Orang Muda Katolik (OMK) dan Penghayatan Imannya


oleh Romo Yohanes Dwi Harsanto, Pr *

Keluhan-keluhan


Dengan segala hormat pada seorang ibu yang menuliskan keluhan melalui e-mail kepada saya, surat beliau saya tampilkan sebagai awal tulisan ini:

(Friday, February 13, 2009 6:46 AM): Romo bisa beri advis ke kami tentang anak saya. Anak saya saat ini usianya 17 tahun, laki-laki, berwatak keras, tapi perasaannya sangat halus, yang berakibat saya jadi sangat hati – hati kalau bicara dengan dia kawatir tersinggung. Sebab kerap kali jika berbicara dengan ayahnya, sering beda pendapat dan berakibat perang mulut, akhirnya marah2 , pernah jadi anaknya kabur, sementara saya dan adiknya pendiam. Jadi kalau ribut begini kami berdua sedih dan tidak suka. Anak pertama saya ini, pintar omong dan sangat setia kawan, jadi jika sudah kumpul sama teman-temannya suka lupa waktu, meskipun tempat di mana dia ngumpul / nongkrong, kami orangtua tahu, termasuk No. HP teman-temannya . Tentang ke gereja, menurut dia itu hanya setor muka saja. Kerap kali dia tidak komuni. Sepertinya dia mengalami kehampaan. Pernah suatu kali dia bilang Tuhan tidak pernah dengar doa saya, jadi percuma saja saya berdoa (saya sedih sekali dengarnya) Saya ingin giring dia untuk mau mengaku dosa tapi kog susah banget ya? Semoga ada Bapak Rohani yang bisa nasehati dia. Sementara ini dulu. Semoga ada advis dari Romo, terima kasih sudah mau membaca uneg2 saya.

Keluhan para orangtua mengenai dinamika anak-anaknya pada saat mereka beranjak remaja dan menjadi pemuda-pemudi kerap terdengar. Surat di atas ialah salah satu dari sekian banyak surat yang mampir ke in-box saya. Keluhan mengenai soal psikologis dan bagaimana mendampingi perkembangan Orang Muda Katolik (OMK) biasanya juga bersamaan dengan keluhan mengenai perkembangan iman Katolik-nya, seperti surat ibu di atas yang mengeluhkan iman anaknya yang sedang mengalami kehampaan. Dari pihak OMK sendiri pun keluhan soal pengetahuan iman sering muncul. Di in-box saya sepanjang tahun 2008 telah mampir 23 keluhan kebingungan mengenai pengetahuan iman. Salah satunya ini:


(Wednesday, January 14, 2009, 15.47 PM): Romo, saya telah 3 bulan kerja di kawasan Kelapa Gading. Syukurlah lumayan baik, walau sering banjir. Tapi yg saya gelisah. Teman saya cowok beragama bukan Katolik. Tampaknya ia naksir saya. Ia baik, tapi suka bertanya-tanya ttg iman Katolik. Yang bikin saya gelisah, ia memberi buku-buku dan mempertanyakan iman Katolik saya. Saya bingung nih Romo. Saya pun tak tahu mesti ngejawab apa. Misalnya ia bilang bahwa Katolik salah karena percaya paus yang hanya manusia, itupun dikatakan bahwa paus kebal salah. Juga soal katolik menyembah Bunda Maria dan bikin patung itu salah besar. Juga salah jika kita misa karena itu berarti kejam karena menyalibkan Tuhan Yesus lagi. Saya jujur saja kini sedang goyah. Tak pernah lagi ikut misa. Bagaimana Romo, saya bingung.

=-=-=

#### Tugas A
Tentukan apakah setiap pernyataan berikut sesuai dengan tulisan tentang Orang Muda Katolik: (i) anak laki-laki ibu pengirim surat pertama berusia 17 tahun; (ii) sepanjang tahun 2008 masuk 30 keluhan kebingungan mengenai pengetahuan iman; (iii) pengirim surat kedua sudah bekerja 3 bulan di kawasan Kelapa Gading. Jawab ya atau tidak untuk masing-masing, disertai kutipan persis dari tulisan yang menentukannya.
#### Tugas B
Ganti "Kelapa Gading" dengan "Sunter" dalam bagian tulisan tentang Orang Muda Katolik dari "(Wednesday, January 14, 2009, 15.47" sampai "Romo, saya bingung.", lalu tuliskan bagian itu.
#### Tugas C
Dalam tulisan tentang Orang Muda Katolik, apa pendapat anak laki-laki ibu pengirim surat pertama tentang pergi ke gereja?

Data anotasi tata letak:
=-=-=

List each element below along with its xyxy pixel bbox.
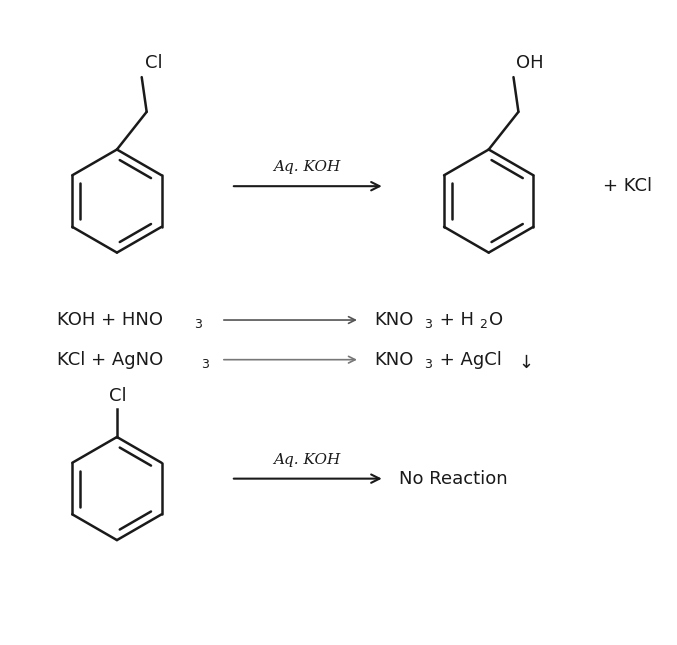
Text: KNO: KNO bbox=[374, 311, 414, 329]
Text: 3: 3 bbox=[424, 358, 432, 371]
Text: + AgCl: + AgCl bbox=[434, 351, 502, 369]
Text: ↓: ↓ bbox=[519, 353, 533, 372]
Text: Aq. KOH: Aq. KOH bbox=[274, 161, 341, 174]
Text: 2: 2 bbox=[479, 319, 487, 332]
Text: 3: 3 bbox=[201, 358, 209, 371]
Text: KNO: KNO bbox=[374, 351, 414, 369]
Text: + H: + H bbox=[434, 311, 474, 329]
Text: Aq. KOH: Aq. KOH bbox=[274, 453, 341, 467]
Text: Cl: Cl bbox=[109, 387, 127, 405]
Text: KOH + HNO: KOH + HNO bbox=[58, 311, 163, 329]
Text: KCl + AgNO: KCl + AgNO bbox=[58, 351, 164, 369]
Text: O: O bbox=[489, 311, 503, 329]
Text: Cl: Cl bbox=[145, 54, 162, 72]
Text: 3: 3 bbox=[194, 319, 202, 332]
Text: No Reaction: No Reaction bbox=[399, 470, 508, 488]
Text: OH: OH bbox=[517, 54, 544, 72]
Text: 3: 3 bbox=[424, 319, 432, 332]
Text: + KCl: + KCl bbox=[603, 177, 652, 195]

=-=-=

#### Jawaban Akhir A
(i) Ya: "Anak saya saat ini usianya 17 tahun"
(ii) Tidak: "Di in-box saya sepanjang tahun 2008 telah mampir 23 keluhan kebingungan mengenai pengetahuan iman."
(iii) Ya: "saya telah 3 bulan kerja di kawasan Kelapa Gading"

#### Jawaban Akhir B
(Wednesday, January 14, 2009, 15.47 PM): Romo, saya telah 3 bulan kerja di kawasan Sunter. Syukurlah lumayan baik, walau sering banjir. Tapi yg saya gelisah. Teman saya cowok beragama bukan Katolik. Tampaknya ia naksir saya. Ia baik, tapi suka bertanya-tanya ttg iman Katolik. Yang bikin saya gelisah, ia memberi buku-buku dan mempertanyakan iman Katolik saya. Saya bingung nih Romo. Saya pun tak tahu mesti ngejawab apa. Misalnya ia bilang bahwa Katolik salah karena percaya paus yang hanya manusia, itupun dikatakan bahwa paus kebal salah. Juga soal katolik menyembah Bunda Maria dan bikin patung itu salah besar. Juga salah jika kita misa karena itu berarti kejam karena menyalibkan Tuhan Yesus lagi. Saya jujur saja kini sedang goyah. Tak pernah lagi ikut misa. Bagaimana Romo, saya bingung.

#### Jawaban Akhir C
Menurut dia, pergi ke gereja itu hanya setor muka saja.